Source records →
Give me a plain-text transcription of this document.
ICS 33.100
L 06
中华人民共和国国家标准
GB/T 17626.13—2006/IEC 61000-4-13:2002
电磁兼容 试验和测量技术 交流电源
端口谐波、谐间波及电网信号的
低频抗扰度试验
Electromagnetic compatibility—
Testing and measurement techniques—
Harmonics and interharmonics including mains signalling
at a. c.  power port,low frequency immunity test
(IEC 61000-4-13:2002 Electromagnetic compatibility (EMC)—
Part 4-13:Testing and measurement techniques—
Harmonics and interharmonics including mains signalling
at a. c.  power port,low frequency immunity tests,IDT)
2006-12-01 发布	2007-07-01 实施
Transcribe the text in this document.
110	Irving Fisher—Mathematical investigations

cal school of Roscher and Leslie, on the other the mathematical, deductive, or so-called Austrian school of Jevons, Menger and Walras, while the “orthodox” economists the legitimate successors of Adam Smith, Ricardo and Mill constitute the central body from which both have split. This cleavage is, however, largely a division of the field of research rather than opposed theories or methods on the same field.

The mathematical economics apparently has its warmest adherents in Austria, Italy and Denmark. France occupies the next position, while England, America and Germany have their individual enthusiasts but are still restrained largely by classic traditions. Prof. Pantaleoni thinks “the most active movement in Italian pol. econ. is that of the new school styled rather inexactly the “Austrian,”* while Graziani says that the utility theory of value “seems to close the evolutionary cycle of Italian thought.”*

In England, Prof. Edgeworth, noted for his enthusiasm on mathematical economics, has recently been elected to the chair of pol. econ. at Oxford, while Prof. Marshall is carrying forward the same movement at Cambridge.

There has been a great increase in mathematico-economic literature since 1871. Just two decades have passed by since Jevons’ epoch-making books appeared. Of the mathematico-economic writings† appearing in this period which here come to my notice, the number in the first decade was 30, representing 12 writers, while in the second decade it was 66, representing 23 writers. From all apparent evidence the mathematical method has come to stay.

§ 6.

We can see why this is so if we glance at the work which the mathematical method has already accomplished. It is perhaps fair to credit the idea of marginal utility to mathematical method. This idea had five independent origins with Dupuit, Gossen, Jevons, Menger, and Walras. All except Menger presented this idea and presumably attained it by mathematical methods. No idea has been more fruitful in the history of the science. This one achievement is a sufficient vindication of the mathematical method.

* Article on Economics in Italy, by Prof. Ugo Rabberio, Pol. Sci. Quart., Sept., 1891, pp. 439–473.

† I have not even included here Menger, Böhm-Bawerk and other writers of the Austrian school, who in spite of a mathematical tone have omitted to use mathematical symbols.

INSTRUCTION →
Set down the entries verbatim, leaving none out.

FINAL RESULT →
Give me a plain-text transcription of this document.
ICS 33.100
L 06
中华人民共和国国家标准
GB/T 17626.13—2006/IEC 61000-4-13:2002
电磁兼容 试验和测量技术 交流电源
端口谐波、谐间波及电网信号的
低频抗扰度试验
Electromagnetic compatibility—
Testing and measurement techniques—
Harmonics and interharmonics including mains signalling
at a. c.  power port,low frequency immunity test
(IEC 61000-4-13:2002 Electromagnetic compatibility (EMC)—
Part 4-13:Testing and measurement techniques—
Harmonics and interharmonics including mains signalling
at a. c.  power port,low frequency immunity tests,IDT)
2006-12-01 发布	2007-07-01 实施
Transcribe the text in this document.
110	Irving Fisher—Mathematical investigations

cal school of Roscher and Leslie, on the other the mathematical, deductive, or so-called Austrian school of Jevons, Menger and Walras, while the “orthodox” economists the legitimate successors of Adam Smith, Ricardo and Mill constitute the central body from which both have split. This cleavage is, however, largely a division of the field of research rather than opposed theories or methods on the same field.

The mathematical economics apparently has its warmest adherents in Austria, Italy and Denmark. France occupies the next position, while England, America and Germany have their individual enthusiasts but are still restrained largely by classic traditions. Prof. Pantaleoni thinks “the most active movement in Italian pol. econ. is that of the new school styled rather inexactly the “Austrian,”* while Graziani says that the utility theory of value “seems to close the evolutionary cycle of Italian thought.”*

In England, Prof. Edgeworth, noted for his enthusiasm on mathematical economics, has recently been elected to the chair of pol. econ. at Oxford, while Prof. Marshall is carrying forward the same movement at Cambridge.

There has been a great increase in mathematico-economic literature since 1871. Just two decades have passed by since Jevons’ epoch-making books appeared. Of the mathematico-economic writings† appearing in this period which here come to my notice, the number in the first decade was 30, representing 12 writers, while in the second decade it was 66, representing 23 writers. From all apparent evidence the mathematical method has come to stay.

§ 6.

We can see why this is so if we glance at the work which the mathematical method has already accomplished. It is perhaps fair to credit the idea of marginal utility to mathematical method. This idea had five independent origins with Dupuit, Gossen, Jevons, Menger, and Walras. All except Menger presented this idea and presumably attained it by mathematical methods. No idea has been more fruitful in the history of the science. This one achievement is a sufficient vindication of the mathematical method.

* Article on Economics in Italy, by Prof. Ugo Rabberio, Pol. Sci. Quart., Sept., 1891, pp. 439–473.

† I have not even included here Menger, Böhm-Bawerk and other writers of the Austrian school, who in spite of a mathematical tone have omitted to use mathematical symbols.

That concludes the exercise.